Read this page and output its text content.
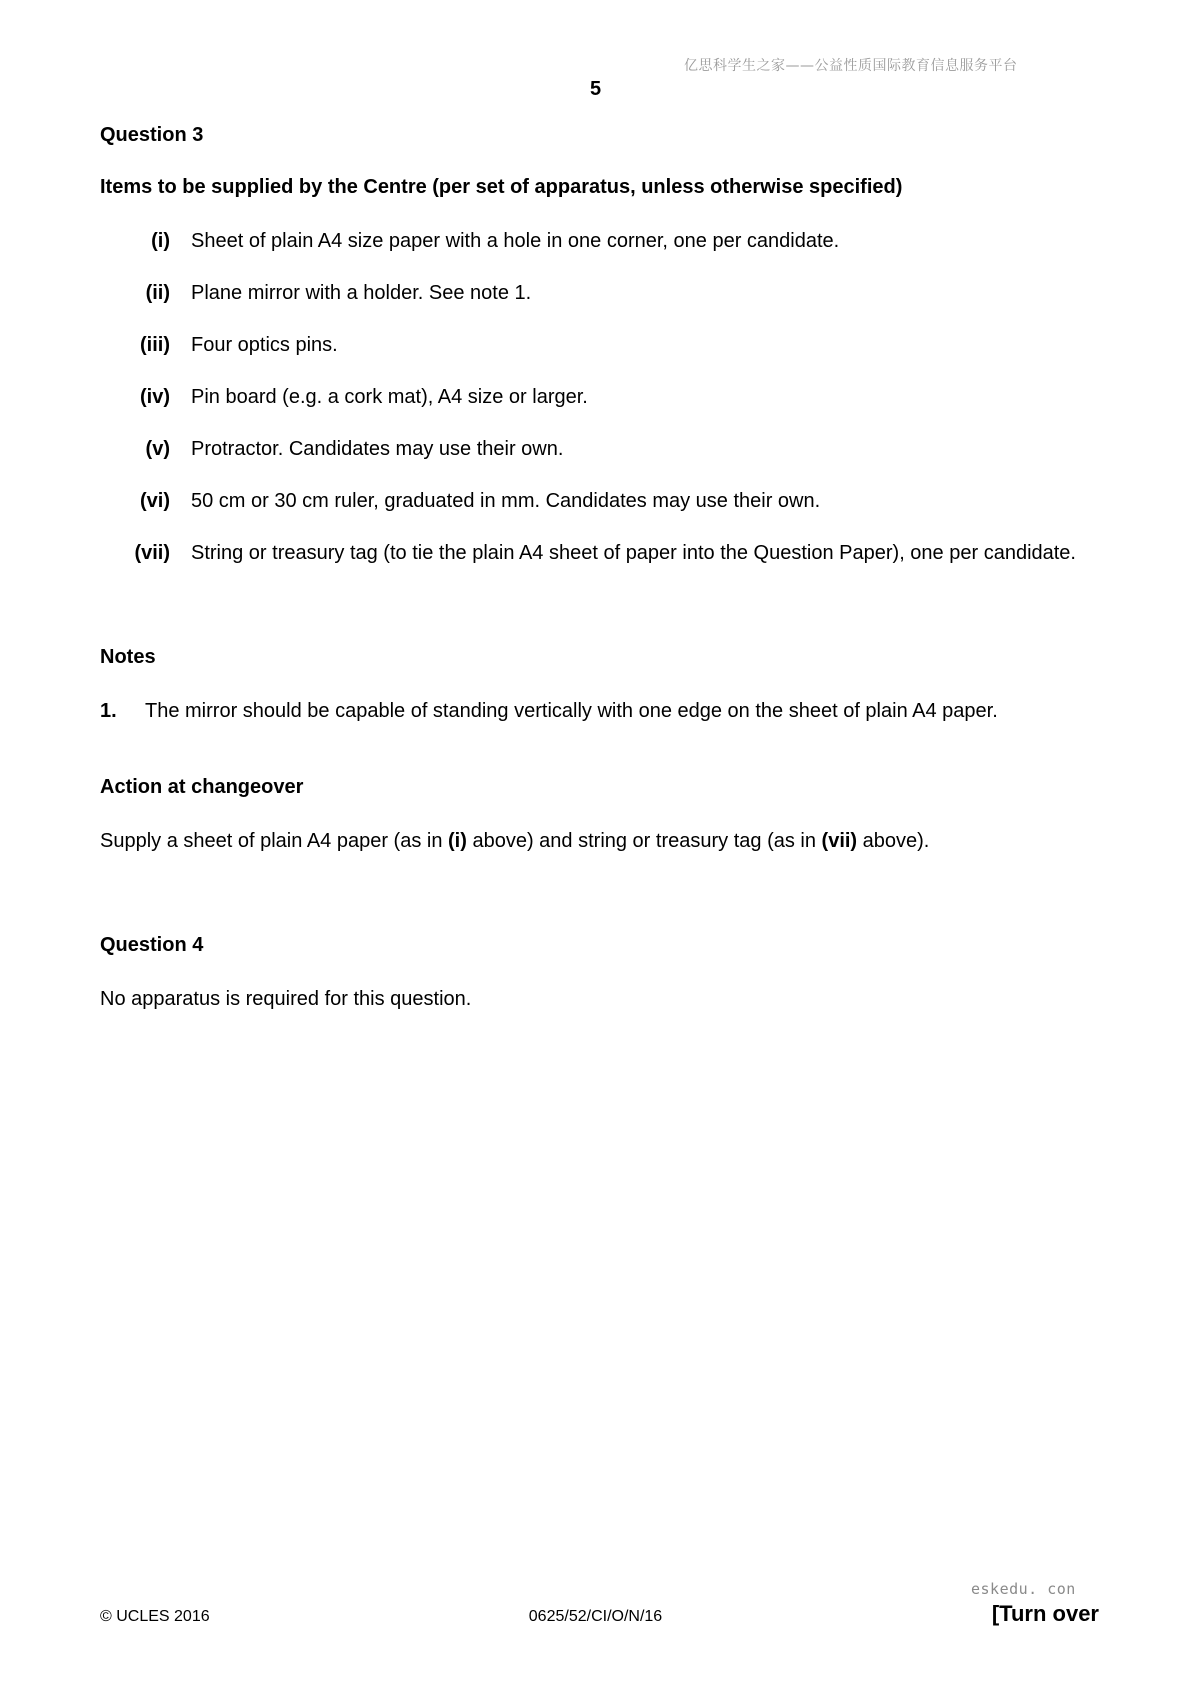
亿思科学生之家——公益性质国际教育信息服务平台
5
Question 3
Items to be supplied by the Centre (per set of apparatus, unless otherwise specified)
(i) Sheet of plain A4 size paper with a hole in one corner, one per candidate.
(ii) Plane mirror with a holder. See note 1.
(iii) Four optics pins.
(iv) Pin board (e.g. a cork mat), A4 size or larger.
(v) Protractor. Candidates may use their own.
(vi) 50 cm or 30 cm ruler, graduated in mm. Candidates may use their own.
(vii) String or treasury tag (to tie the plain A4 sheet of paper into the Question Paper), one per candidate.
Notes
1. The mirror should be capable of standing vertically with one edge on the sheet of plain A4 paper.
Action at changeover
Supply a sheet of plain A4 paper (as in (i) above) and string or treasury tag (as in (vii) above).
Question 4
No apparatus is required for this question.
eskedu. con
© UCLES 2016	0625/52/CI/O/N/16	[Turn over
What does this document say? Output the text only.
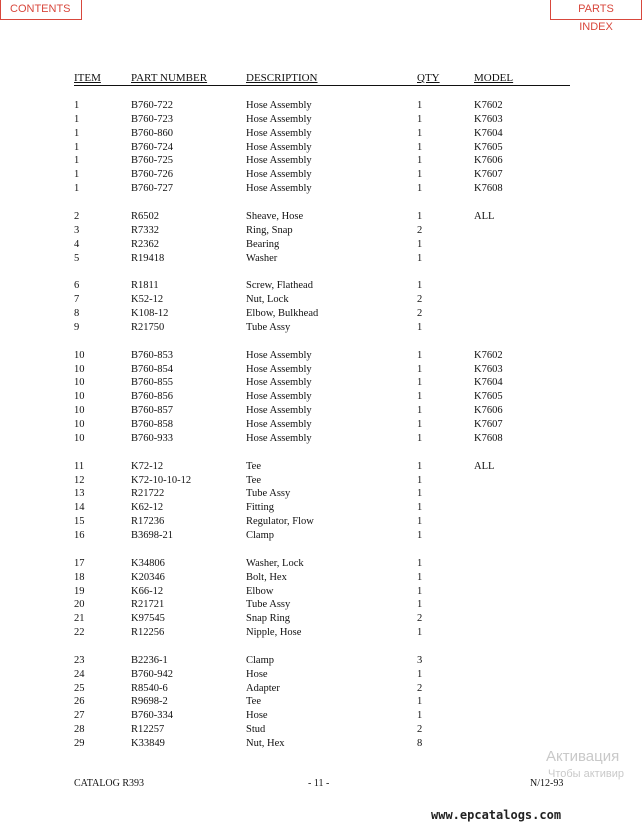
CONTENTS	PARTS INDEX
ITEM	PART NUMBER	DESCRIPTION	QTY	MODEL
1	B760-722	Hose Assembly	1	K7602
1	B760-723	Hose Assembly	1	K7603
1	B760-860	Hose Assembly	1	K7604
1	B760-724	Hose Assembly	1	K7605
1	B760-725	Hose Assembly	1	K7606
1	B760-726	Hose Assembly	1	K7607
1	B760-727	Hose Assembly	1	K7608
2	R6502	Sheave, Hose	1	ALL
3	R7332	Ring, Snap	2
4	R2362	Bearing	1
5	R19418	Washer	1
6	R1811	Screw, Flathead	1
7	K52-12	Nut, Lock	2
8	K108-12	Elbow, Bulkhead	2
9	R21750	Tube Assy	1
10	B760-853	Hose Assembly	1	K7602
10	B760-854	Hose Assembly	1	K7603
10	B760-855	Hose Assembly	1	K7604
10	B760-856	Hose Assembly	1	K7605
10	B760-857	Hose Assembly	1	K7606
10	B760-858	Hose Assembly	1	K7607
10	B760-933	Hose Assembly	1	K7608
11	K72-12	Tee	1	ALL
12	K72-10-10-12	Tee	1
13	R21722	Tube Assy	1
14	K62-12	Fitting	1
15	R17236	Regulator, Flow	1
16	B3698-21	Clamp	1
17	K34806	Washer, Lock	1
18	K20346	Bolt, Hex	1
19	K66-12	Elbow	1
20	R21721	Tube Assy	1
21	K97545	Snap Ring	2
22	R12256	Nipple, Hose	1
23	B2236-1	Clamp	3
24	B760-942	Hose	1
25	R8540-6	Adapter	2
26	R9698-2	Tee	1
27	B760-334	Hose	1
28	R12257	Stud	2
29	K33849	Nut, Hex	8
CATALOG R393	- 11 -	N/12-93
Активация
Чтобы активир
www.epcatalogs.com
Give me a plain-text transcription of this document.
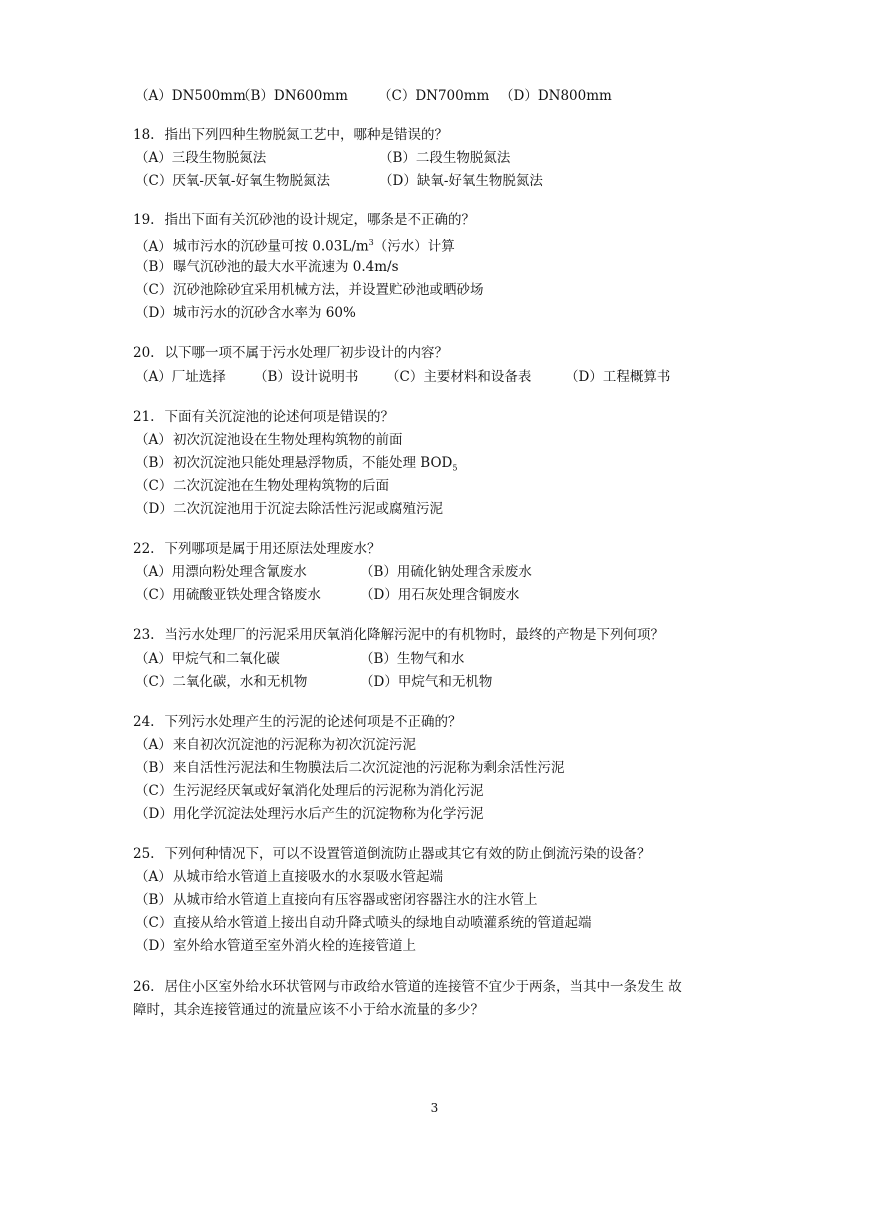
（A）DN500mm
（B）DN600mm （C）DN700mm （D）DN800mm
18. 指出下列四种生物脱氮工艺中，哪种是错误的？
（A）三段生物脱氮法	（B）二段生物脱氮法
（C）厌氧-厌氧-好氧生物脱氮法	（D）缺氧-好氧生物脱氮法
19. 指出下面有关沉砂池的设计规定，哪条是不正确的？
（A）城市污水的沉砂量可按 $0.03L/m^3$（污水）计算
（B）曝气沉砂池的最大水平流速为 0.4m/s
（C）沉砂池除砂宜采用机械方法，并设置贮砂池或晒砂场
（D）城市污水的沉砂含水率为 60%
20. 以下哪一项不属于污水处理厂初步设计的内容？
（A）厂址选择 （B）设计说明书 （C）主要材料和设备表 （D）工程概算书
21. 下面有关沉淀池的论述何项是错误的？
（A）初次沉淀池设在生物处理构筑物的前面
（B）初次沉淀池只能处理悬浮物质，不能处理 $BOD_5$
（C）二次沉淀池在生物处理构筑物的后面
（D）二次沉淀池用于沉淀去除活性污泥或腐殖污泥
22. 下列哪项是属于用还原法处理废水？
（A）用漂向粉处理含氰废水	（B）用硫化钠处理含汞废水
（C）用硫酸亚铁处理含铬废水	（D）用石灰处理含铜废水
23. 当污水处理厂的污泥采用厌氧消化降解污泥中的有机物时，最终的产物是下列何项？
（A）甲烷气和二氧化碳	（B）生物气和水
（C）二氧化碳，水和无机物	（D）甲烷气和无机物
24. 下列污水处理产生的污泥的论述何项是不正确的？
（A）来自初次沉淀池的污泥称为初次沉淀污泥
（B）来自活性污泥法和生物膜法后二次沉淀池的污泥称为剩余活性污泥
（C）生污泥经厌氧或好氧消化处理后的污泥称为消化污泥
（D）用化学沉淀法处理污水后产生的沉淀物称为化学污泥
25. 下列何种情况下，可以不设置管道倒流防止器或其它有效的防止倒流污染的设备？
（A）从城市给水管道上直接吸水的水泵吸水管起端
（B）从城市给水管道上直接向有压容器或密闭容器注水的注水管上
（C）直接从给水管道上接出自动升降式喷头的绿地自动喷灌系统的管道起端
（D）室外给水管道至室外消火栓的连接管道上
26. 居住小区室外给水环状管网与市政给水管道的连接管不宜少于两条，当其中一条发生 故
障时，其余连接管通过的流量应该不小于给水流量的多少？
3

________________

- [GOAL OF THE EXERCISE]:
All of the data needs repeating exactly, but the pictures do not.

- [IN RESPONSE]:
Read this page and output its text content.
亿思科学生之家——公益性质国际教育信息服务平台
5
Question 3
Items to be supplied by the Centre (per set of apparatus, unless otherwise specified)
(i) Sheet of plain A4 size paper with a hole in one corner, one per candidate.
(ii) Plane mirror with a holder. See note 1.
(iii) Four optics pins.
(iv) Pin board (e.g. a cork mat), A4 size or larger.
(v) Protractor. Candidates may use their own.
(vi) 50 cm or 30 cm ruler, graduated in mm. Candidates may use their own.
(vii) String or treasury tag (to tie the plain A4 sheet of paper into the Question Paper), one per candidate.
Notes
1. The mirror should be capable of standing vertically with one edge on the sheet of plain A4 paper.
Action at changeover
Supply a sheet of plain A4 paper (as in (i) above) and string or treasury tag (as in (vii) above).
Question 4
No apparatus is required for this question.
eskedu. con
© UCLES 2016	0625/52/CI/O/N/16	[Turn over
What does this document say? Output the text only.
CONTENTS	PARTS INDEX
ITEM	PART NUMBER	DESCRIPTION	QTY	MODEL
1	B760-722	Hose Assembly	1	K7602
1	B760-723	Hose Assembly	1	K7603
1	B760-860	Hose Assembly	1	K7604
1	B760-724	Hose Assembly	1	K7605
1	B760-725	Hose Assembly	1	K7606
1	B760-726	Hose Assembly	1	K7607
1	B760-727	Hose Assembly	1	K7608
2	R6502	Sheave, Hose	1	ALL
3	R7332	Ring, Snap	2
4	R2362	Bearing	1
5	R19418	Washer	1
6	R1811	Screw, Flathead	1
7	K52-12	Nut, Lock	2
8	K108-12	Elbow, Bulkhead	2
9	R21750	Tube Assy	1
10	B760-853	Hose Assembly	1	K7602
10	B760-854	Hose Assembly	1	K7603
10	B760-855	Hose Assembly	1	K7604
10	B760-856	Hose Assembly	1	K7605
10	B760-857	Hose Assembly	1	K7606
10	B760-858	Hose Assembly	1	K7607
10	B760-933	Hose Assembly	1	K7608
11	K72-12	Tee	1	ALL
12	K72-10-10-12	Tee	1
13	R21722	Tube Assy	1
14	K62-12	Fitting	1
15	R17236	Regulator, Flow	1
16	B3698-21	Clamp	1
17	K34806	Washer, Lock	1
18	K20346	Bolt, Hex	1
19	K66-12	Elbow	1
20	R21721	Tube Assy	1
21	K97545	Snap Ring	2
22	R12256	Nipple, Hose	1
23	B2236-1	Clamp	3
24	B760-942	Hose	1
25	R8540-6	Adapter	2
26	R9698-2	Tee	1
27	B760-334	Hose	1
28	R12257	Stud	2
29	K33849	Nut, Hex	8
CATALOG R393	- 11 -	N/12-93
Активация
Чтобы активир
www.epcatalogs.com
Give me a plain-text transcription of this document.
（A）DN500mm
（B）DN600mm （C）DN700mm （D）DN800mm
18. 指出下列四种生物脱氮工艺中，哪种是错误的？
（A）三段生物脱氮法	（B）二段生物脱氮法
（C）厌氧-厌氧-好氧生物脱氮法	（D）缺氧-好氧生物脱氮法
19. 指出下面有关沉砂池的设计规定，哪条是不正确的？
（A）城市污水的沉砂量可按 $0.03L/m^3$（污水）计算
（B）曝气沉砂池的最大水平流速为 0.4m/s
（C）沉砂池除砂宜采用机械方法，并设置贮砂池或晒砂场
（D）城市污水的沉砂含水率为 60%
20. 以下哪一项不属于污水处理厂初步设计的内容？
（A）厂址选择 （B）设计说明书 （C）主要材料和设备表 （D）工程概算书
21. 下面有关沉淀池的论述何项是错误的？
（A）初次沉淀池设在生物处理构筑物的前面
（B）初次沉淀池只能处理悬浮物质，不能处理 $BOD_5$
（C）二次沉淀池在生物处理构筑物的后面
（D）二次沉淀池用于沉淀去除活性污泥或腐殖污泥
22. 下列哪项是属于用还原法处理废水？
（A）用漂向粉处理含氰废水	（B）用硫化钠处理含汞废水
（C）用硫酸亚铁处理含铬废水	（D）用石灰处理含铜废水
23. 当污水处理厂的污泥采用厌氧消化降解污泥中的有机物时，最终的产物是下列何项？
（A）甲烷气和二氧化碳	（B）生物气和水
（C）二氧化碳，水和无机物	（D）甲烷气和无机物
24. 下列污水处理产生的污泥的论述何项是不正确的？
（A）来自初次沉淀池的污泥称为初次沉淀污泥
（B）来自活性污泥法和生物膜法后二次沉淀池的污泥称为剩余活性污泥
（C）生污泥经厌氧或好氧消化处理后的污泥称为消化污泥
（D）用化学沉淀法处理污水后产生的沉淀物称为化学污泥
25. 下列何种情况下，可以不设置管道倒流防止器或其它有效的防止倒流污染的设备？
（A）从城市给水管道上直接吸水的水泵吸水管起端
（B）从城市给水管道上直接向有压容器或密闭容器注水的注水管上
（C）直接从给水管道上接出自动升降式喷头的绿地自动喷灌系统的管道起端
（D）室外给水管道至室外消火栓的连接管道上
26. 居住小区室外给水环状管网与市政给水管道的连接管不宜少于两条，当其中一条发生 故
障时，其余连接管通过的流量应该不小于给水流量的多少？
3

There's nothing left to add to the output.